* Entries:
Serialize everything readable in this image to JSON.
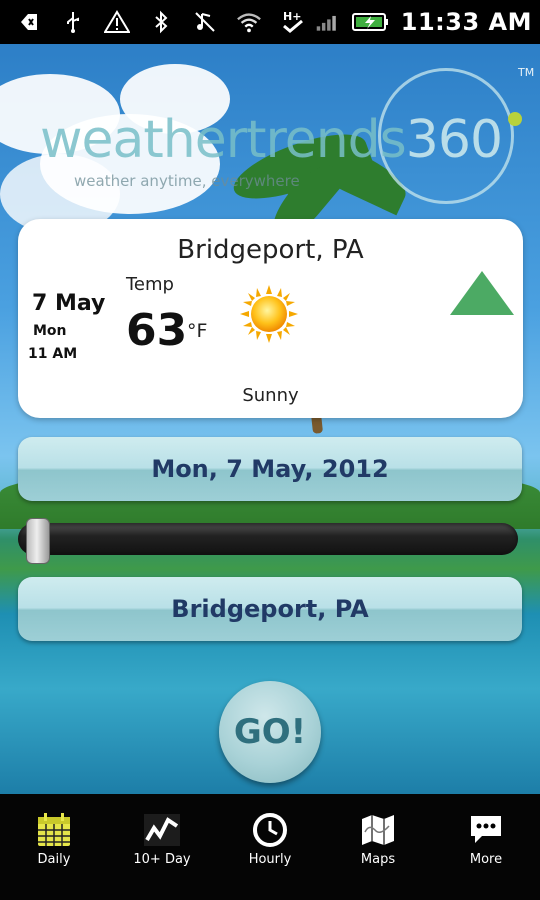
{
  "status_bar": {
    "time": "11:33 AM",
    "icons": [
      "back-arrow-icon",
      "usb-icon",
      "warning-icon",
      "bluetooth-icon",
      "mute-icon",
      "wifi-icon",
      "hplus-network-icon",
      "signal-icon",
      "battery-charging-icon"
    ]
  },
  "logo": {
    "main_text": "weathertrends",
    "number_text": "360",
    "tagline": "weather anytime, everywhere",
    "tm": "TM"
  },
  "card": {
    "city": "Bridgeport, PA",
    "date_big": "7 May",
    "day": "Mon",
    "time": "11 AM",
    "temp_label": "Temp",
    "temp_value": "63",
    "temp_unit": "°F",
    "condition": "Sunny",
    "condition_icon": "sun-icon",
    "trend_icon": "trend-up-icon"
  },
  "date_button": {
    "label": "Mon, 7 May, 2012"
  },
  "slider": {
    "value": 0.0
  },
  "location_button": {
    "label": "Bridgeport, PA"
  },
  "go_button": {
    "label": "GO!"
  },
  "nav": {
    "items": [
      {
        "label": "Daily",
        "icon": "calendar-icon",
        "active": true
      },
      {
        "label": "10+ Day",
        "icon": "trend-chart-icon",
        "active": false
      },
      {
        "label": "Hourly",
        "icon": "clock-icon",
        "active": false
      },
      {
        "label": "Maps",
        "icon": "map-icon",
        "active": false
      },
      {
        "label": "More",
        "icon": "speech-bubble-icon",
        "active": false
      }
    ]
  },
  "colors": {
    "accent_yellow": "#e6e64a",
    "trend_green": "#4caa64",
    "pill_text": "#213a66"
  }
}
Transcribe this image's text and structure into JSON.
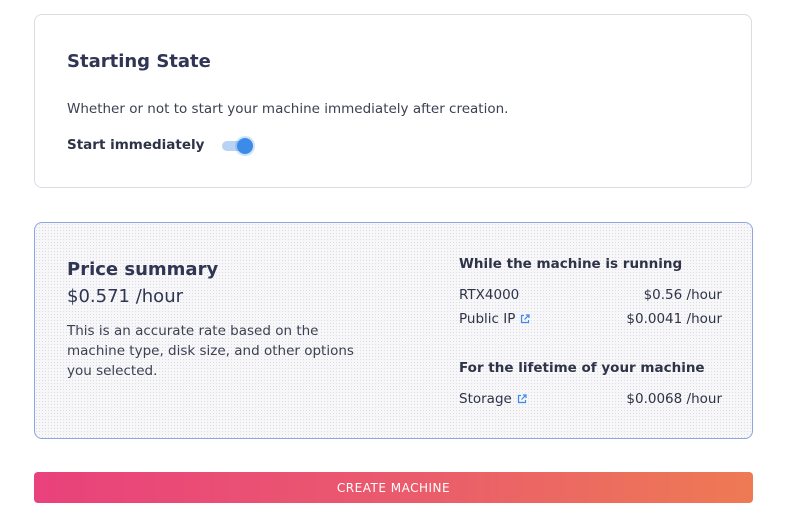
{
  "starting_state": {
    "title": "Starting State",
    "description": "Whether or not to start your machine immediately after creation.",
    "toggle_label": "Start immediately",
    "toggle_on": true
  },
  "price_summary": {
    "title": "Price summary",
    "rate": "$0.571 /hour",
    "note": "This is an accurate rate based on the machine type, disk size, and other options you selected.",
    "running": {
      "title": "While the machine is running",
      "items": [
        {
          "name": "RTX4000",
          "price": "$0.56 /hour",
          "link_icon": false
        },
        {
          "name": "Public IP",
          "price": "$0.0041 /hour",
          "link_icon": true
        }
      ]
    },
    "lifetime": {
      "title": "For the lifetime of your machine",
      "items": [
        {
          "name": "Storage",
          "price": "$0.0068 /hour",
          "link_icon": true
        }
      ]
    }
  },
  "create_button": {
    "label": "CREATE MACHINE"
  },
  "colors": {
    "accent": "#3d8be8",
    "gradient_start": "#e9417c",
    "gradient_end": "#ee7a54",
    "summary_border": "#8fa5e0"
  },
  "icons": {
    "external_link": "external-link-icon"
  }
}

* Set problem: Select all lines in the listing above where the word "rate" appears, and show them.

* Solution to the problem:
    "rate": "$0.571 /hour",
    "note": "This is an accurate rate based on the machine type, disk size, and other options you selected.",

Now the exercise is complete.